*GIVEN TASK*
Copy out each line of the material below that holds the string "this".

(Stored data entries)

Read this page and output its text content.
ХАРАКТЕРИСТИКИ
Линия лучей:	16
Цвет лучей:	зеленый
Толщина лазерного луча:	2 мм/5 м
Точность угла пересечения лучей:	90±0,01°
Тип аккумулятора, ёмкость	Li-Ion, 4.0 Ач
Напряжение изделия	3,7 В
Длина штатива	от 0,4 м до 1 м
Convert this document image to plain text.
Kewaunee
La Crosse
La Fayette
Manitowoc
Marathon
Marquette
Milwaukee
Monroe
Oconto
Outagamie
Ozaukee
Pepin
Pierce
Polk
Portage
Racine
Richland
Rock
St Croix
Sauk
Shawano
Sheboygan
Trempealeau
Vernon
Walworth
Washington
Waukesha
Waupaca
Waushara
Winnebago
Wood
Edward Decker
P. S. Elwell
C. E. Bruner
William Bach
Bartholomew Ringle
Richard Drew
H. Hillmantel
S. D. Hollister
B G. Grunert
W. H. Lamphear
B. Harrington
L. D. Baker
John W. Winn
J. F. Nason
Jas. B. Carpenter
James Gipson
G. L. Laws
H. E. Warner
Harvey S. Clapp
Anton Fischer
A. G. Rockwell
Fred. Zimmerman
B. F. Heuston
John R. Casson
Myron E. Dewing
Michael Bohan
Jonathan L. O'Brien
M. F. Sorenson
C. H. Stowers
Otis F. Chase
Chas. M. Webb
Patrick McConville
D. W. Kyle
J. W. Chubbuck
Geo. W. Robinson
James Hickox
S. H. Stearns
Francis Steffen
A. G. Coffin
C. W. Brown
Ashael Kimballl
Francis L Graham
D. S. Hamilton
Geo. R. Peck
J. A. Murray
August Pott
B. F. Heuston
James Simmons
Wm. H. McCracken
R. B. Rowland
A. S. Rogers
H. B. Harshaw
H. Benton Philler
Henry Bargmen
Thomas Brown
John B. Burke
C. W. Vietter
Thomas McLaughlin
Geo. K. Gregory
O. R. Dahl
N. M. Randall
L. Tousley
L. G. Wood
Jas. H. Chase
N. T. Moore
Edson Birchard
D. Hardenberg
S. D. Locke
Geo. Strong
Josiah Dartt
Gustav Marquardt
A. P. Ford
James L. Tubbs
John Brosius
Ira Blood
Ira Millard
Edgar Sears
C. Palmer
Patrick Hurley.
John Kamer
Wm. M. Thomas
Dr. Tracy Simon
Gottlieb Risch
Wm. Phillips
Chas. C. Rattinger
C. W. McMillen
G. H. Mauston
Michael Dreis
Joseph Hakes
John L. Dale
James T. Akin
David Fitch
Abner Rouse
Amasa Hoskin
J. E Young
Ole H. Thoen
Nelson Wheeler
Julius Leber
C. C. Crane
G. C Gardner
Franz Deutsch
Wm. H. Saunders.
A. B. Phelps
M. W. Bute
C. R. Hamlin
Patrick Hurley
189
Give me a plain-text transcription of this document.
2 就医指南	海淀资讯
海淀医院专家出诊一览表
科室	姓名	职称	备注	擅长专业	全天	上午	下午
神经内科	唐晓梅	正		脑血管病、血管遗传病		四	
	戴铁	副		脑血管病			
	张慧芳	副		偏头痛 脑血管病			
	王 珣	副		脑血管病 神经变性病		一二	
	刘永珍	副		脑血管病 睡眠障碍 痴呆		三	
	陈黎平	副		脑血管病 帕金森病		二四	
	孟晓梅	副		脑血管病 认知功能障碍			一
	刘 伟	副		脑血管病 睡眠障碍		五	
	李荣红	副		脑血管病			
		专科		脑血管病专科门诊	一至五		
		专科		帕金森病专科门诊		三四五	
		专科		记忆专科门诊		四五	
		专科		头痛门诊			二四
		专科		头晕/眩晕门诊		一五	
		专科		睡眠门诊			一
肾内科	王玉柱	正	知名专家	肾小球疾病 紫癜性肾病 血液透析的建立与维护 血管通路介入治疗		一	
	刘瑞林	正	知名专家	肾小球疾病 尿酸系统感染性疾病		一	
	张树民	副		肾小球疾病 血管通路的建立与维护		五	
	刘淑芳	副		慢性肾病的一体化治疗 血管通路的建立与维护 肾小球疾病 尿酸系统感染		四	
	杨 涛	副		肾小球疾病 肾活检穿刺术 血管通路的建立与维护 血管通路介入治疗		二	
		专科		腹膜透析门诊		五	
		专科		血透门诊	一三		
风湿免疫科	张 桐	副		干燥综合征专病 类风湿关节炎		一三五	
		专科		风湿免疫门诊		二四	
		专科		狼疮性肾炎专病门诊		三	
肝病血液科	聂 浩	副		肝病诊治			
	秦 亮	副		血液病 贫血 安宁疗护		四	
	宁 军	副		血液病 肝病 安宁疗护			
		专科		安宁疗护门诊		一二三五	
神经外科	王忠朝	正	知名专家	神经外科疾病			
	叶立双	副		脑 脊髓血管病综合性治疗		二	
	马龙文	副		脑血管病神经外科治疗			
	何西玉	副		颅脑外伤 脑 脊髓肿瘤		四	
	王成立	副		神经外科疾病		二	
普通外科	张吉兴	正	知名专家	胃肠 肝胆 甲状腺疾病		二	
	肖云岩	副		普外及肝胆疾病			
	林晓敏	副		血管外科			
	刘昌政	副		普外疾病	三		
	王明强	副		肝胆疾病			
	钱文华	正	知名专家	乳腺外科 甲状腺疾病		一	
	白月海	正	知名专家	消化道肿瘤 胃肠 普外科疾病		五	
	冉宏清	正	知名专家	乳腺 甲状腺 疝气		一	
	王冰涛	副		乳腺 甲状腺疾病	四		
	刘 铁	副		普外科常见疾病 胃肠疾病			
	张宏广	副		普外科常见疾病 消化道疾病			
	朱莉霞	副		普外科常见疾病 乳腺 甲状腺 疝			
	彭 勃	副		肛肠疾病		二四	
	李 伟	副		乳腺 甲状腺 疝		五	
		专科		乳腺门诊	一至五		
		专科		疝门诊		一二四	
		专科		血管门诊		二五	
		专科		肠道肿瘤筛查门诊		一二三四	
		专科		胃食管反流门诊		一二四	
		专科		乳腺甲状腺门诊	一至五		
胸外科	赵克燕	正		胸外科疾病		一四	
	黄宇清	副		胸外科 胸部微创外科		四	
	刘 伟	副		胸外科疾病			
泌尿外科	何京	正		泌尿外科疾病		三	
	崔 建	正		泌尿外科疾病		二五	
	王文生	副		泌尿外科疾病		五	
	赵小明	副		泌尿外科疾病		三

*WORKED SOLUTION*
Read this page and output its text content.
Convert this document image to plain text.
Give me a plain-text transcription of this document.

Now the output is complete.